Collection entries
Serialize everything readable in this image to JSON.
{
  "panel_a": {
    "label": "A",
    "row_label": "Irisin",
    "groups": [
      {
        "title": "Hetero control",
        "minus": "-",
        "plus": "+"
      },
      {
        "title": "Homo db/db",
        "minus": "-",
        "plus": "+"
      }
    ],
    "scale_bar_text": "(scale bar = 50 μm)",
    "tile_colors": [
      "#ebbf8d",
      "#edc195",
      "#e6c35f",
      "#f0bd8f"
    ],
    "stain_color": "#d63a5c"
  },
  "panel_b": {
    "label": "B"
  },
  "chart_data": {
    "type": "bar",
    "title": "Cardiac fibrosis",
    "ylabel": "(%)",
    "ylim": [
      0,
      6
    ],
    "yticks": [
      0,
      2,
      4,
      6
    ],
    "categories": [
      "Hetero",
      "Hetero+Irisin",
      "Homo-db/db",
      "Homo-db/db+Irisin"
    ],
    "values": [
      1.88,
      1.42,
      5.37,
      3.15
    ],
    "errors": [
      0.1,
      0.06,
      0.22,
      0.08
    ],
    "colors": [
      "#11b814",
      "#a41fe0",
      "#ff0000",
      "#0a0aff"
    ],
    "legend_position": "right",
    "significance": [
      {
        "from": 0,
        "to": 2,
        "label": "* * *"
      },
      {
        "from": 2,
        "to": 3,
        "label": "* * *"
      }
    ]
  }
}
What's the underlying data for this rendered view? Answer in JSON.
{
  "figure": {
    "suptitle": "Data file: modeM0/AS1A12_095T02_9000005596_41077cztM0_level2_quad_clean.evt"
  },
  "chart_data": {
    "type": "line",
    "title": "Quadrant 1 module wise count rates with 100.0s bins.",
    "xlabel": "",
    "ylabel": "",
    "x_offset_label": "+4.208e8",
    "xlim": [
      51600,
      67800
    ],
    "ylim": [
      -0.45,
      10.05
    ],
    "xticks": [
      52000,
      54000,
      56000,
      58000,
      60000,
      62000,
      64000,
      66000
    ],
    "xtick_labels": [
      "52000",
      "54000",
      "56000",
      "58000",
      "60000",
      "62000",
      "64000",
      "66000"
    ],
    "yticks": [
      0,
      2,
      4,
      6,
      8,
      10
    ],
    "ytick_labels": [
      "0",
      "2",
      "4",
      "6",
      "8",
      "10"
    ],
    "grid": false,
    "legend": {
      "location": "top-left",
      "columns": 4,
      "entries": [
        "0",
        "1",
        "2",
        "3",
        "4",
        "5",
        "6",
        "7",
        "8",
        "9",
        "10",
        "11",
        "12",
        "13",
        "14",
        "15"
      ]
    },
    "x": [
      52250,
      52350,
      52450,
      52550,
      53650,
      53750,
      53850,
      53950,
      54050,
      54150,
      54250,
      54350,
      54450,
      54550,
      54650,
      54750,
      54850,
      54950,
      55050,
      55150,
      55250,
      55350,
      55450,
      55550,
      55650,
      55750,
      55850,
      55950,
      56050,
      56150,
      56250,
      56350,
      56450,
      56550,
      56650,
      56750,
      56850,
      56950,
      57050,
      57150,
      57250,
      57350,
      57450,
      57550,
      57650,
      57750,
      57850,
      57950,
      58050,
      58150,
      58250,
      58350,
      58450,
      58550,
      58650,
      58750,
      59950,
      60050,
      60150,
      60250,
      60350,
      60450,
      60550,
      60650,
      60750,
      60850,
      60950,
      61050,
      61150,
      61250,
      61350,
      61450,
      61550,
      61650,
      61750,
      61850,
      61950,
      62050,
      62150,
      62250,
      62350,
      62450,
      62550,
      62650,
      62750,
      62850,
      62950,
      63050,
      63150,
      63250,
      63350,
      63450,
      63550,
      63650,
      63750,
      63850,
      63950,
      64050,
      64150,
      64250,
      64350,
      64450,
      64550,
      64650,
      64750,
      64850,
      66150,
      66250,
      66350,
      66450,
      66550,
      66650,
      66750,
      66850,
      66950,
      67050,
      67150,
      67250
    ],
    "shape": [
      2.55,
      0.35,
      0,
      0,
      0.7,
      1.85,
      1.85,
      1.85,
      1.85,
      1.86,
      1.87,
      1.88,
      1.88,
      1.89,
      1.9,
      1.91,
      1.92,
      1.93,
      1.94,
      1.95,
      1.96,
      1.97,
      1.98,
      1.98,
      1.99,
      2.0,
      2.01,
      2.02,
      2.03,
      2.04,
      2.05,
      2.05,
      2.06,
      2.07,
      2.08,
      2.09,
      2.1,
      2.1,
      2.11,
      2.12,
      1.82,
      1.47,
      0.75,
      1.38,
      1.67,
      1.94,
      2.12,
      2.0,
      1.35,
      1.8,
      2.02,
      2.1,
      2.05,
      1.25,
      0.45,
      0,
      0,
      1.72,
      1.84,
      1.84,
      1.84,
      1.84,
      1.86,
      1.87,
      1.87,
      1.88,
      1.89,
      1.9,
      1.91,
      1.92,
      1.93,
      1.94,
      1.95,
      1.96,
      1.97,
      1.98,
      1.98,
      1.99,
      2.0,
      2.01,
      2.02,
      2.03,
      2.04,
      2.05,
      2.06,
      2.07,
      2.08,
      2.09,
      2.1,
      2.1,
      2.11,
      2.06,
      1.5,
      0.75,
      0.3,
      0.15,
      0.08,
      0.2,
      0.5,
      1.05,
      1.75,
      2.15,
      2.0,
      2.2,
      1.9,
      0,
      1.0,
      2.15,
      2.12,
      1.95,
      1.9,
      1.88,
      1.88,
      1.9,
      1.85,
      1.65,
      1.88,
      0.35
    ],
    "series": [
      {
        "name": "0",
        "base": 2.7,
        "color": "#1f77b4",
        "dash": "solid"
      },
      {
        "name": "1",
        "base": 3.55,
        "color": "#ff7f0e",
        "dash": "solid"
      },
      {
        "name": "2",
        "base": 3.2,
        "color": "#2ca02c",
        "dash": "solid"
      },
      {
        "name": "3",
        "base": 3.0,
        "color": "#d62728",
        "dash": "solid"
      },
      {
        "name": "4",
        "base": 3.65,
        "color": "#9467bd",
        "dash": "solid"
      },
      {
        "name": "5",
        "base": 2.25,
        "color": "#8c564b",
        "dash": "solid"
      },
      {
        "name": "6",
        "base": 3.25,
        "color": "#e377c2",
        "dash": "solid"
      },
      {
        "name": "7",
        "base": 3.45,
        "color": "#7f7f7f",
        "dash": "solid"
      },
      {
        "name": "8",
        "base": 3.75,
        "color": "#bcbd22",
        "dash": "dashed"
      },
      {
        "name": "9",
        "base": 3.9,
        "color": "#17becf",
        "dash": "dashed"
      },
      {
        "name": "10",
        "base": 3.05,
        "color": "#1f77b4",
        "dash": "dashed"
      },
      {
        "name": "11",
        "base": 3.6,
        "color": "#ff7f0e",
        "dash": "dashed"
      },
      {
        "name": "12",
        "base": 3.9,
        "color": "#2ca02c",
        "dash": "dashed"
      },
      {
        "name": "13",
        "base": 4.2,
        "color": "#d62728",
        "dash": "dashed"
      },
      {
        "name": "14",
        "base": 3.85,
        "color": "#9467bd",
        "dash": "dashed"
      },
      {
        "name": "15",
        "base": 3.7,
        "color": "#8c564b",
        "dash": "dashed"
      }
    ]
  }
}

GOAL >> Lines containing the word "Homo" are to be tallied; report only the total.

TASK RESPONSE >> 3